- **YOUR INSTRUCTIONS**: Give the data again, word for word.

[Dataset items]
▽

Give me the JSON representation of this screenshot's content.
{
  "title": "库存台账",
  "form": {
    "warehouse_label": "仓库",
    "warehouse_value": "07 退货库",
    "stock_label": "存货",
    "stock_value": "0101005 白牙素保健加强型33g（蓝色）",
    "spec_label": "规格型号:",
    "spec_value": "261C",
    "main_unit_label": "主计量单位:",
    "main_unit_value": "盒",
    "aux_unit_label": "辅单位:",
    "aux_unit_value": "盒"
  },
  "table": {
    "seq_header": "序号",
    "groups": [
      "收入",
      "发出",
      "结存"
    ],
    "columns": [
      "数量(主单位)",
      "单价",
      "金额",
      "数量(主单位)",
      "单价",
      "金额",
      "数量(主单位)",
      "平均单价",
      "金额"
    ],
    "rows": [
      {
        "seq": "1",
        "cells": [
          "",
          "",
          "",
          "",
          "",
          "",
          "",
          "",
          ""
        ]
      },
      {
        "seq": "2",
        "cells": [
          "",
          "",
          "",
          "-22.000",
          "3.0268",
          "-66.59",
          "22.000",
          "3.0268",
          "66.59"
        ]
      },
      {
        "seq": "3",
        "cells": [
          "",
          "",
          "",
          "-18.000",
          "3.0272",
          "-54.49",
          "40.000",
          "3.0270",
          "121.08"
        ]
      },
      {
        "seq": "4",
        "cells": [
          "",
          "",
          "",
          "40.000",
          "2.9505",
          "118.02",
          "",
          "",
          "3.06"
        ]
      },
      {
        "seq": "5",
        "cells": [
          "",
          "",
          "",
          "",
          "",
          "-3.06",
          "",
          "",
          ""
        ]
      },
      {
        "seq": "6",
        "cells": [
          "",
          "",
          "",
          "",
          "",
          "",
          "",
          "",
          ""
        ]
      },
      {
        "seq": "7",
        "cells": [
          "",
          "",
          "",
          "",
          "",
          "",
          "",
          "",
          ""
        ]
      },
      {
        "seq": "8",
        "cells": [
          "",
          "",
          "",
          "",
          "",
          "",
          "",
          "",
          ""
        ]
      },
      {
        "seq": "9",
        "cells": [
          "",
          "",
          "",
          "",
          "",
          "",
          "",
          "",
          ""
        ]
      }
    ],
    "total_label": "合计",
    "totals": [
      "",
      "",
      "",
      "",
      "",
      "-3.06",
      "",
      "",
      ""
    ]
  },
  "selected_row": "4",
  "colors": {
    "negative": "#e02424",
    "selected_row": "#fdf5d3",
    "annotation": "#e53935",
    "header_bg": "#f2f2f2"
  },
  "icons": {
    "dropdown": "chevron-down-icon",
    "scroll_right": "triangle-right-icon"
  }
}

△

- **SOLUTION BELOW**:
Give me the JSON representation of this screenshot's content.
{
  "title": "库存台账",
  "form": {
    "warehouse_label": "仓库",
    "warehouse_value": "07 退货库",
    "stock_label": "存货",
    "stock_value": "0101005 白牙素保健加强型33g（蓝色）",
    "spec_label": "规格型号:",
    "spec_value": "261C",
    "main_unit_label": "主计量单位:",
    "main_unit_value": "盒",
    "aux_unit_label": "辅单位:",
    "aux_unit_value": "盒"
  },
  "table": {
    "seq_header": "序号",
    "groups": [
      "收入",
      "发出",
      "结存"
    ],
    "columns": [
      "数量(主单位)",
      "单价",
      "金额",
      "数量(主单位)",
      "单价",
      "金额",
      "数量(主单位)",
      "平均单价",
      "金额"
    ],
    "rows": [
      {
        "seq": "1",
        "cells": [
          "",
          "",
          "",
          "",
          "",
          "",
          "",
          "",
          ""
        ]
      },
      {
        "seq": "2",
        "cells": [
          "",
          "",
          "",
          "-22.000",
          "3.0268",
          "-66.59",
          "22.000",
          "3.0268",
          "66.59"
        ]
      },
      {
        "seq": "3",
        "cells": [
          "",
          "",
          "",
          "-18.000",
          "3.0272",
          "-54.49",
          "40.000",
          "3.0270",
          "121.08"
        ]
      },
      {
        "seq": "4",
        "cells": [
          "",
          "",
          "",
          "40.000",
          "2.9505",
          "118.02",
          "",
          "",
          "3.06"
        ]
      },
      {
        "seq": "5",
        "cells": [
          "",
          "",
          "",
          "",
          "",
          "-3.06",
          "",
          "",
          ""
        ]
      },
      {
        "seq": "6",
        "cells": [
          "",
          "",
          "",
          "",
          "",
          "",
          "",
          "",
          ""
        ]
      },
      {
        "seq": "7",
        "cells": [
          "",
          "",
          "",
          "",
          "",
          "",
          "",
          "",
          ""
        ]
      },
      {
        "seq": "8",
        "cells": [
          "",
          "",
          "",
          "",
          "",
          "",
          "",
          "",
          ""
        ]
      },
      {
        "seq": "9",
        "cells": [
          "",
          "",
          "",
          "",
          "",
          "",
          "",
          "",
          ""
        ]
      }
    ],
    "total_label": "合计",
    "totals": [
      "",
      "",
      "",
      "",
      "",
      "-3.06",
      "",
      "",
      ""
    ]
  },
  "selected_row": "4",
  "colors": {
    "negative": "#e02424",
    "selected_row": "#fdf5d3",
    "annotation": "#e53935",
    "header_bg": "#f2f2f2"
  },
  "icons": {
    "dropdown": "chevron-down-icon",
    "scroll_right": "triangle-right-icon"
  }
}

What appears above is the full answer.